SET TASK
Search the material below for the word "xlabel" and copy every line in which it occurs.

━━━ WORKING DATA

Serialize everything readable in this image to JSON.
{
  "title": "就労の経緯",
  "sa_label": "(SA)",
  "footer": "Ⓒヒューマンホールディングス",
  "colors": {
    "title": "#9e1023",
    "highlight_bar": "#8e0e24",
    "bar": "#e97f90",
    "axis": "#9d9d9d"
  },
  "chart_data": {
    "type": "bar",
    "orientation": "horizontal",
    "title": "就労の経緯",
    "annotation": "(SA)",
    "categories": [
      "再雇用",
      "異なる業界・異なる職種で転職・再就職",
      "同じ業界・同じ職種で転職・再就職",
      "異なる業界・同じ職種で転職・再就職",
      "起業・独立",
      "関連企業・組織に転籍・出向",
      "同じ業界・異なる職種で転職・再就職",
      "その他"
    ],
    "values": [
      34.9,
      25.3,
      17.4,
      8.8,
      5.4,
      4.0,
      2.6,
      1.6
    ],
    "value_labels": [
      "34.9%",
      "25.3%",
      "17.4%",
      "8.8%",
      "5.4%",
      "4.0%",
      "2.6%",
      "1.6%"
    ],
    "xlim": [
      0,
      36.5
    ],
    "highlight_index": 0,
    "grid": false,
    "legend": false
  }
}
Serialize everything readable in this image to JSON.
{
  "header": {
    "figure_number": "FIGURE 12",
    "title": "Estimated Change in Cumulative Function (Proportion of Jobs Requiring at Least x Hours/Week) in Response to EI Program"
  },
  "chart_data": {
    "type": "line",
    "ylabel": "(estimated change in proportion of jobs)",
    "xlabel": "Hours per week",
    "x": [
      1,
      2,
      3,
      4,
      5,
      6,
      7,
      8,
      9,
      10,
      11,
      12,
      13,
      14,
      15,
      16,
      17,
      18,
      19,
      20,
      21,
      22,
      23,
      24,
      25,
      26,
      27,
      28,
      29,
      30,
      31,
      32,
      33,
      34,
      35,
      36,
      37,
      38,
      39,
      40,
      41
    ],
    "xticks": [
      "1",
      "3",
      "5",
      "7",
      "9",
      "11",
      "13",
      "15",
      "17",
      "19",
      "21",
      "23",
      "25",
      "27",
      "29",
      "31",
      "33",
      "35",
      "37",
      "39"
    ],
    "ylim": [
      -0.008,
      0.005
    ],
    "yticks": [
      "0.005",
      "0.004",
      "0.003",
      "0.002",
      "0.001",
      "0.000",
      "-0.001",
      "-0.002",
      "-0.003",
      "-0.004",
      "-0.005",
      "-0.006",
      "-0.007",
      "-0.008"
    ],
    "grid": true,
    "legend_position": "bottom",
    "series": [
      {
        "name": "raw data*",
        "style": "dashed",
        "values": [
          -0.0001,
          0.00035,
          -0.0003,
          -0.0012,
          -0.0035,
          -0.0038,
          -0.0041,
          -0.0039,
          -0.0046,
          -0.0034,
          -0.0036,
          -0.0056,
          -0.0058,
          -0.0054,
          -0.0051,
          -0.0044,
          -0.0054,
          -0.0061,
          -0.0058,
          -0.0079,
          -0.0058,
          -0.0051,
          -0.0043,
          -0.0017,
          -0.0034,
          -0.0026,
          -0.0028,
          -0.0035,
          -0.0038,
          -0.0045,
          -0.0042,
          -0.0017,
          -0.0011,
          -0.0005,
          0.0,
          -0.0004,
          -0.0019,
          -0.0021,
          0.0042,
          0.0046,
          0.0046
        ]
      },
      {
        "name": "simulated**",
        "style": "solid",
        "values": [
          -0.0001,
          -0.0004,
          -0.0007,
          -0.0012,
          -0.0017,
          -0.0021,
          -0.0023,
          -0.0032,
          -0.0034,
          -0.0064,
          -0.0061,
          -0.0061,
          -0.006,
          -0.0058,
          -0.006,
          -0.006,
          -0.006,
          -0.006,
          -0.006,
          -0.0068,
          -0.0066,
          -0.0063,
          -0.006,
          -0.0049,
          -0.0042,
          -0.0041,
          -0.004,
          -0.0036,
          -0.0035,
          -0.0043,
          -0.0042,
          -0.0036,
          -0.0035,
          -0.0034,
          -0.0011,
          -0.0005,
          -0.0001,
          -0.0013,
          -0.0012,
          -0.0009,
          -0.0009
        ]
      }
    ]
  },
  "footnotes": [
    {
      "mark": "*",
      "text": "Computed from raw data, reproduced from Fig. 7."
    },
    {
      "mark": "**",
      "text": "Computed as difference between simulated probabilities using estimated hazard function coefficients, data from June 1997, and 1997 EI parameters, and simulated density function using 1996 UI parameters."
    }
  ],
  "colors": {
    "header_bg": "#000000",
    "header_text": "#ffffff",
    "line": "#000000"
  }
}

━━━━━━
━━━ WORKING DATA

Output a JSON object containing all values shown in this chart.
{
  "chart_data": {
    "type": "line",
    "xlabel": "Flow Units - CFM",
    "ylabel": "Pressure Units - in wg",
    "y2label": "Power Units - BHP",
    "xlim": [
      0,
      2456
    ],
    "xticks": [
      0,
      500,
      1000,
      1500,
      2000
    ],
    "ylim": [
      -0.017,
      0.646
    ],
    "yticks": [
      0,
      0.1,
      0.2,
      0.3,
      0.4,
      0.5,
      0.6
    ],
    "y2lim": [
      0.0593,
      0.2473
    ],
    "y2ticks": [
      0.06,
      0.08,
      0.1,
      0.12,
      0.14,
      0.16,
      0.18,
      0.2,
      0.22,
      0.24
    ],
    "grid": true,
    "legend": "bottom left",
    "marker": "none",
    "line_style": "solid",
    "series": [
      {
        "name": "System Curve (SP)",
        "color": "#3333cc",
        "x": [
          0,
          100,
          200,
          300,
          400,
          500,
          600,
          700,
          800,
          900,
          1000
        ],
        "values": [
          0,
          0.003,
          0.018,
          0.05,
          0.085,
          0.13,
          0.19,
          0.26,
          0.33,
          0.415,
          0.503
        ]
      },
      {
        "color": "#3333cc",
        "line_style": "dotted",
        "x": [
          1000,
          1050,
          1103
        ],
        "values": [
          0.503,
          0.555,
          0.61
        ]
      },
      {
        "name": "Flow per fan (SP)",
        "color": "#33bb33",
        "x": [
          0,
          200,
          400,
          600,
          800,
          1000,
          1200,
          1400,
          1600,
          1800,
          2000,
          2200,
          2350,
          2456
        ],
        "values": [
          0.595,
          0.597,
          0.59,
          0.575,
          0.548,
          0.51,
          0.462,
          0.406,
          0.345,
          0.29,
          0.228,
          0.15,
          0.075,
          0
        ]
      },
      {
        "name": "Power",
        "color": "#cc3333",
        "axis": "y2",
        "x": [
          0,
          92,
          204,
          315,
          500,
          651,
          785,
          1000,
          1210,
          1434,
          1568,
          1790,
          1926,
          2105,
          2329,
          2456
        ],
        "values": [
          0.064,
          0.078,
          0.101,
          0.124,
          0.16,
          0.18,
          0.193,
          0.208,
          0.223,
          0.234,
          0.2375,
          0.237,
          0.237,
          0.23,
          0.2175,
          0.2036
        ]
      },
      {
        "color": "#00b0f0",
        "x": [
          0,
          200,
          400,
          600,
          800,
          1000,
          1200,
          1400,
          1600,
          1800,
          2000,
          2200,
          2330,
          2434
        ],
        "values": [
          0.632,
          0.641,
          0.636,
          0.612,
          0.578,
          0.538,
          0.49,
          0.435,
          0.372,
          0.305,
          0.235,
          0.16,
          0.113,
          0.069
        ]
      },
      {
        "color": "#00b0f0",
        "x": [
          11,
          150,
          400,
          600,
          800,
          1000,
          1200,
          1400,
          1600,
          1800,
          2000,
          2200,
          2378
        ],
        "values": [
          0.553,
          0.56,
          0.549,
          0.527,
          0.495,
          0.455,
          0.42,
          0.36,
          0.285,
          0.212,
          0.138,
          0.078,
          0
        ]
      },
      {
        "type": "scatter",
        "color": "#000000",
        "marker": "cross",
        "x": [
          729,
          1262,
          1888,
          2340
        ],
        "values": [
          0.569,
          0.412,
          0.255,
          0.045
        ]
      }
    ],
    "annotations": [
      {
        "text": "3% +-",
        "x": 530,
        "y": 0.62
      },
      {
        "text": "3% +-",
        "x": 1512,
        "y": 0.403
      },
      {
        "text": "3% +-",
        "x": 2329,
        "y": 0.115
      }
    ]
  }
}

━━━━━━

RESPONSE FOR THIS EXERCISE
    "xlabel": "Hours per week",
    "xlabel": "Flow Units - CFM",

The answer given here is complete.